STATED PROBLEM:
Report every line in the listing below where the string "while" shows up.

EXERCISE MATERIALS:
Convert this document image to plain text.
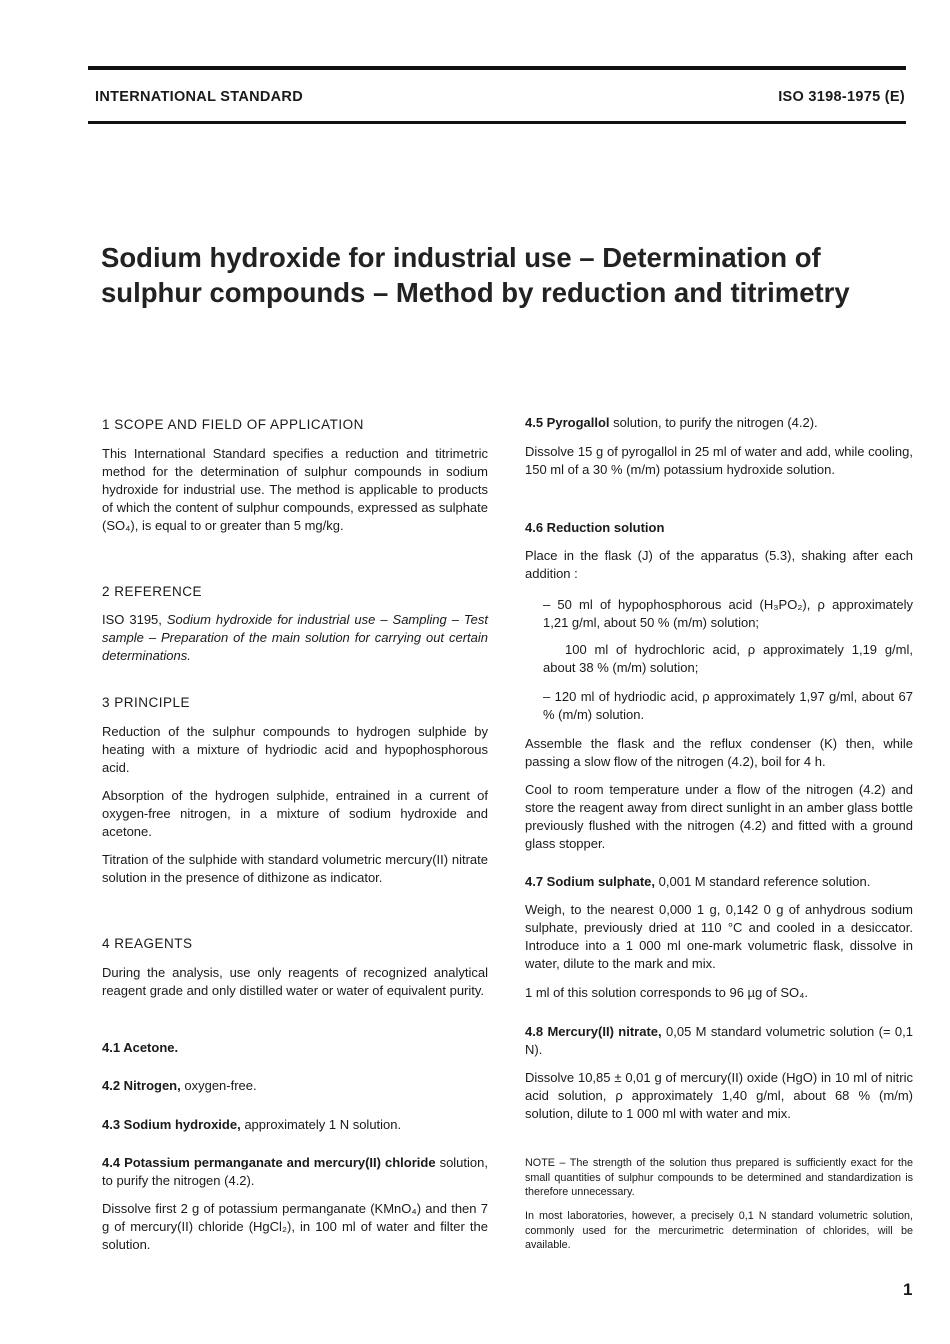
INTERNATIONAL STANDARD	ISO 3198-1975 (E)
Sodium hydroxide for industrial use – Determination of
sulphur compounds – Method by reduction and titrimetry
1 SCOPE AND FIELD OF APPLICATION
This International Standard specifies a reduction and titrimetric method for the determination of sulphur compounds in sodium hydroxide for industrial use. The method is applicable to products of which the content of sulphur compounds, expressed as sulphate (SO₄), is equal to or greater than 5 mg/kg.
2 REFERENCE
ISO 3195, Sodium hydroxide for industrial use – Sampling – Test sample – Preparation of the main solution for carrying out certain determinations.
3 PRINCIPLE
Reduction of the sulphur compounds to hydrogen sulphide by heating with a mixture of hydriodic acid and hypophosphorous acid.
Absorption of the hydrogen sulphide, entrained in a current of oxygen-free nitrogen, in a mixture of sodium hydroxide and acetone.
Titration of the sulphide with standard volumetric mercury(II) nitrate solution in the presence of dithizone as indicator.
4 REAGENTS
During the analysis, use only reagents of recognized analytical reagent grade and only distilled water or water of equivalent purity.
4.1 Acetone.
4.2 Nitrogen, oxygen-free.
4.3 Sodium hydroxide, approximately 1 N solution.
4.4 Potassium permanganate and mercury(II) chloride solution, to purify the nitrogen (4.2).
Dissolve first 2 g of potassium permanganate (KMnO₄) and then 7 g of mercury(II) chloride (HgCl₂), in 100 ml of water and filter the solution.
4.5 Pyrogallol solution, to purify the nitrogen (4.2).
Dissolve 15 g of pyrogallol in 25 ml of water and add, while cooling, 150 ml of a 30 % (m/m) potassium hydroxide solution.
4.6 Reduction solution
Place in the flask (J) of the apparatus (5.3), shaking after each addition :
– 50 ml of hypophosphorous acid (H₃PO₂), ρ approximately 1,21 g/ml, about 50 % (m/m) solution;
100 ml of hydrochloric acid, ρ approximately 1,19 g/ml, about 38 % (m/m) solution;
– 120 ml of hydriodic acid, ρ approximately 1,97 g/ml, about 67 % (m/m) solution.
Assemble the flask and the reflux condenser (K) then, while passing a slow flow of the nitrogen (4.2), boil for 4 h.
Cool to room temperature under a flow of the nitrogen (4.2) and store the reagent away from direct sunlight in an amber glass bottle previously flushed with the nitrogen (4.2) and fitted with a ground glass stopper.
4.7 Sodium sulphate, 0,001 M standard reference solution.
Weigh, to the nearest 0,000 1 g, 0,142 0 g of anhydrous sodium sulphate, previously dried at 110 °C and cooled in a desiccator. Introduce into a 1 000 ml one-mark volumetric flask, dissolve in water, dilute to the mark and mix.
1 ml of this solution corresponds to 96 µg of SO₄.
4.8 Mercury(II) nitrate, 0,05 M standard volumetric solution (= 0,1 N).
Dissolve 10,85 ± 0,01 g of mercury(II) oxide (HgO) in 10 ml of nitric acid solution, ρ approximately 1,40 g/ml, about 68 % (m/m) solution, dilute to 1 000 ml with water and mix.
NOTE – The strength of the solution thus prepared is sufficiently exact for the small quantities of sulphur compounds to be determined and standardization is therefore unnecessary.
In most laboratories, however, a precisely 0,1 N standard volumetric solution, commonly used for the mercurimetric determination of chlorides, will be available.
1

THE SOLUTION:
Dissolve 15 g of pyrogallol in 25 ml of water and add, while cooling, 150 ml of a 30 % (m/m) potassium hydroxide solution.
Assemble the flask and the reflux condenser (K) then, while passing a slow flow of the nitrogen (4.2), boil for 4 h.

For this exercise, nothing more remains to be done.